WHAT YOU ARE ASKED TO DO: Your task is to print all of the data word for word.

--- START DATA FOR THIS EXERCISE ---

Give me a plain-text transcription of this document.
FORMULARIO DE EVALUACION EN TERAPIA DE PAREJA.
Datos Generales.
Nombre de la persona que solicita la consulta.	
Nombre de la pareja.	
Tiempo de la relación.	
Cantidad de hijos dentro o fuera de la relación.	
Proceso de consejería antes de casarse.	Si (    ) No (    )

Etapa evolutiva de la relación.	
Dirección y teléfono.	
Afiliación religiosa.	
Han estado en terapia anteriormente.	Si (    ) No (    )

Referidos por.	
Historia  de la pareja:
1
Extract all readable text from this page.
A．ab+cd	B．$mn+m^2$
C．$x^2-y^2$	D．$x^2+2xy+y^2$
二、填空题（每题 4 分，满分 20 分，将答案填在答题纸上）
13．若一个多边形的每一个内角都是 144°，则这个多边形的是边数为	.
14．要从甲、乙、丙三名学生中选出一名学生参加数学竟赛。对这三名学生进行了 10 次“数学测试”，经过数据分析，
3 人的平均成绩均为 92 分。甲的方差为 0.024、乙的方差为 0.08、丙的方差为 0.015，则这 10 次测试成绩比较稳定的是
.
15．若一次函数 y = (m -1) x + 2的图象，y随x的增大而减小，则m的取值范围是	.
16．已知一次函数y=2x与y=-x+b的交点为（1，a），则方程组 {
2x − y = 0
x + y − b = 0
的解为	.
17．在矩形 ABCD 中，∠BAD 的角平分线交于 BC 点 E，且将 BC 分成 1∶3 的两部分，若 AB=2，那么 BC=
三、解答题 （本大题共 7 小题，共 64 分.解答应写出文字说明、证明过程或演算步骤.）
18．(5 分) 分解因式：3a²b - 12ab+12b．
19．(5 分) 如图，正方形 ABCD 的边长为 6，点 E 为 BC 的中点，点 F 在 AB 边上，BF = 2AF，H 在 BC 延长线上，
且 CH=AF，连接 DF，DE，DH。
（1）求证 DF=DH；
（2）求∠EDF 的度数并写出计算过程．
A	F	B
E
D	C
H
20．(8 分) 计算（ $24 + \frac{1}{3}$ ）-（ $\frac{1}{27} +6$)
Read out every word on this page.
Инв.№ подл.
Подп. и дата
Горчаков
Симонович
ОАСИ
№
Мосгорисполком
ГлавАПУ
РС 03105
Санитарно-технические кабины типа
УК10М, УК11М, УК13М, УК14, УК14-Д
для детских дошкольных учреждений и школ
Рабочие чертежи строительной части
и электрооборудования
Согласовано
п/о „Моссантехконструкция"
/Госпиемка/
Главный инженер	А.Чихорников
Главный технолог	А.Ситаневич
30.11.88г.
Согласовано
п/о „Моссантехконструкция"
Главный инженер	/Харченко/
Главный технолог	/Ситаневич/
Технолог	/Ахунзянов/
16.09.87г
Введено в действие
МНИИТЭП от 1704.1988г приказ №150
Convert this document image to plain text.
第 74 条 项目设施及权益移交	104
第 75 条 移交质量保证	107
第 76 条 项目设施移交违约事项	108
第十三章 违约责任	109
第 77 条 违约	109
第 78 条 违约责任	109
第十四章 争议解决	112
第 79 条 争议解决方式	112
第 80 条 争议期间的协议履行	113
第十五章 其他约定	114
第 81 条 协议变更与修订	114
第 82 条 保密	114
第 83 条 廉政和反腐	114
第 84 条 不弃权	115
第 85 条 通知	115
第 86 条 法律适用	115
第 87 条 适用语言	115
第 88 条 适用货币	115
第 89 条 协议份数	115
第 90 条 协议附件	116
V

--- END DATA FOR THIS EXERCISE ---

WRITTEN REPLY:
Give me a plain-text transcription of this document.
FORMULARIO DE EVALUACION EN TERAPIA DE PAREJA.
Datos Generales.
Nombre de la persona que solicita la consulta.	
Nombre de la pareja.	
Tiempo de la relación.	
Cantidad de hijos dentro o fuera de la relación.	
Proceso de consejería antes de casarse.	Si (    ) No (    )

Etapa evolutiva de la relación.	
Dirección y teléfono.	
Afiliación religiosa.	
Han estado en terapia anteriormente.	Si (    ) No (    )

Referidos por.	
Historia  de la pareja:
1
Extract all readable text from this page.
A．ab+cd	B．$mn+m^2$
C．$x^2-y^2$	D．$x^2+2xy+y^2$
二、填空题（每题 4 分，满分 20 分，将答案填在答题纸上）
13．若一个多边形的每一个内角都是 144°，则这个多边形的是边数为	.
14．要从甲、乙、丙三名学生中选出一名学生参加数学竟赛。对这三名学生进行了 10 次“数学测试”，经过数据分析，
3 人的平均成绩均为 92 分。甲的方差为 0.024、乙的方差为 0.08、丙的方差为 0.015，则这 10 次测试成绩比较稳定的是
.
15．若一次函数 y = (m -1) x + 2的图象，y随x的增大而减小，则m的取值范围是	.
16．已知一次函数y=2x与y=-x+b的交点为（1，a），则方程组 {
2x − y = 0
x + y − b = 0
的解为	.
17．在矩形 ABCD 中，∠BAD 的角平分线交于 BC 点 E，且将 BC 分成 1∶3 的两部分，若 AB=2，那么 BC=
三、解答题 （本大题共 7 小题，共 64 分.解答应写出文字说明、证明过程或演算步骤.）
18．(5 分) 分解因式：3a²b - 12ab+12b．
19．(5 分) 如图，正方形 ABCD 的边长为 6，点 E 为 BC 的中点，点 F 在 AB 边上，BF = 2AF，H 在 BC 延长线上，
且 CH=AF，连接 DF，DE，DH。
（1）求证 DF=DH；
（2）求∠EDF 的度数并写出计算过程．
A	F	B
E
D	C
H
20．(8 分) 计算（ $24 + \frac{1}{3}$ ）-（ $\frac{1}{27} +6$)
Read out every word on this page.
Инв.№ подл.
Подп. и дата
Горчаков
Симонович
ОАСИ
№
Мосгорисполком
ГлавАПУ
РС 03105
Санитарно-технические кабины типа
УК10М, УК11М, УК13М, УК14, УК14-Д
для детских дошкольных учреждений и школ
Рабочие чертежи строительной части
и электрооборудования
Согласовано
п/о „Моссантехконструкция"
/Госпиемка/
Главный инженер	А.Чихорников
Главный технолог	А.Ситаневич
30.11.88г.
Согласовано
п/о „Моссантехконструкция"
Главный инженер	/Харченко/
Главный технолог	/Ситаневич/
Технолог	/Ахунзянов/
16.09.87г
Введено в действие
МНИИТЭП от 1704.1988г приказ №150
Convert this document image to plain text.
第 74 条 项目设施及权益移交	104
第 75 条 移交质量保证	107
第 76 条 项目设施移交违约事项	108
第十三章 违约责任	109
第 77 条 违约	109
第 78 条 违约责任	109
第十四章 争议解决	112
第 79 条 争议解决方式	112
第 80 条 争议期间的协议履行	113
第十五章 其他约定	114
第 81 条 协议变更与修订	114
第 82 条 保密	114
第 83 条 廉政和反腐	114
第 84 条 不弃权	115
第 85 条 通知	115
第 86 条 法律适用	115
第 87 条 适用语言	115
第 88 条 适用货币	115
第 89 条 协议份数	115
第 90 条 协议附件	116
V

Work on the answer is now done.